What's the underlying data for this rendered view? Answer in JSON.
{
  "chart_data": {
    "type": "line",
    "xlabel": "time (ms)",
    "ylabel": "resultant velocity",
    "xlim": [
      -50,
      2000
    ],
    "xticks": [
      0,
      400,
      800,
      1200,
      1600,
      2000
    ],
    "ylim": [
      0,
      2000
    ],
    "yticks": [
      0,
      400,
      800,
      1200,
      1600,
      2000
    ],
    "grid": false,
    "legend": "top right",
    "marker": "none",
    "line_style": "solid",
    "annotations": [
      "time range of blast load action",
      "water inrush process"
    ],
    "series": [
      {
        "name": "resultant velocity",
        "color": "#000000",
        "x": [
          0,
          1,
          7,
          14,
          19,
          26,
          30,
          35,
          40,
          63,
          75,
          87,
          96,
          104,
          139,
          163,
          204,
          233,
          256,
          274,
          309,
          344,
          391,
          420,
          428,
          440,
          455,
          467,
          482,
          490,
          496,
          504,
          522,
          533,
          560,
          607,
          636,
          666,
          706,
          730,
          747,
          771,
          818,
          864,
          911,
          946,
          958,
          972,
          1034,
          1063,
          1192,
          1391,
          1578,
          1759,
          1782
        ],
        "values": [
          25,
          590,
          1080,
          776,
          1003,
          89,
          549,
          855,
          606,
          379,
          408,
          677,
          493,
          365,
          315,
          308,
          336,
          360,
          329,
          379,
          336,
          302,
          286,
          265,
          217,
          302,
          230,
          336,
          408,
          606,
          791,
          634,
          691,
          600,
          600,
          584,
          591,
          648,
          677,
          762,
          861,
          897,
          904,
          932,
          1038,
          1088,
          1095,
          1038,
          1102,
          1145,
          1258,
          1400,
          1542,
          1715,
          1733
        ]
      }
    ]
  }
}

= What to produce =
Above are the records; retype them all without a single difference.

= Solution for this exercise =
What's the underlying data for this rendered view? Answer in JSON.
{
  "chart_data": {
    "type": "line",
    "xlabel": "time (ms)",
    "ylabel": "resultant velocity",
    "xlim": [
      -50,
      2000
    ],
    "xticks": [
      0,
      400,
      800,
      1200,
      1600,
      2000
    ],
    "ylim": [
      0,
      2000
    ],
    "yticks": [
      0,
      400,
      800,
      1200,
      1600,
      2000
    ],
    "grid": false,
    "legend": "top right",
    "marker": "none",
    "line_style": "solid",
    "annotations": [
      "time range of blast load action",
      "water inrush process"
    ],
    "series": [
      {
        "name": "resultant velocity",
        "color": "#000000",
        "x": [
          0,
          1,
          7,
          14,
          19,
          26,
          30,
          35,
          40,
          63,
          75,
          87,
          96,
          104,
          139,
          163,
          204,
          233,
          256,
          274,
          309,
          344,
          391,
          420,
          428,
          440,
          455,
          467,
          482,
          490,
          496,
          504,
          522,
          533,
          560,
          607,
          636,
          666,
          706,
          730,
          747,
          771,
          818,
          864,
          911,
          946,
          958,
          972,
          1034,
          1063,
          1192,
          1391,
          1578,
          1759,
          1782
        ],
        "values": [
          25,
          590,
          1080,
          776,
          1003,
          89,
          549,
          855,
          606,
          379,
          408,
          677,
          493,
          365,
          315,
          308,
          336,
          360,
          329,
          379,
          336,
          302,
          286,
          265,
          217,
          302,
          230,
          336,
          408,
          606,
          791,
          634,
          691,
          600,
          600,
          584,
          591,
          648,
          677,
          762,
          861,
          897,
          904,
          932,
          1038,
          1088,
          1095,
          1038,
          1102,
          1145,
          1258,
          1400,
          1542,
          1715,
          1733
        ]
      }
    ]
  }
}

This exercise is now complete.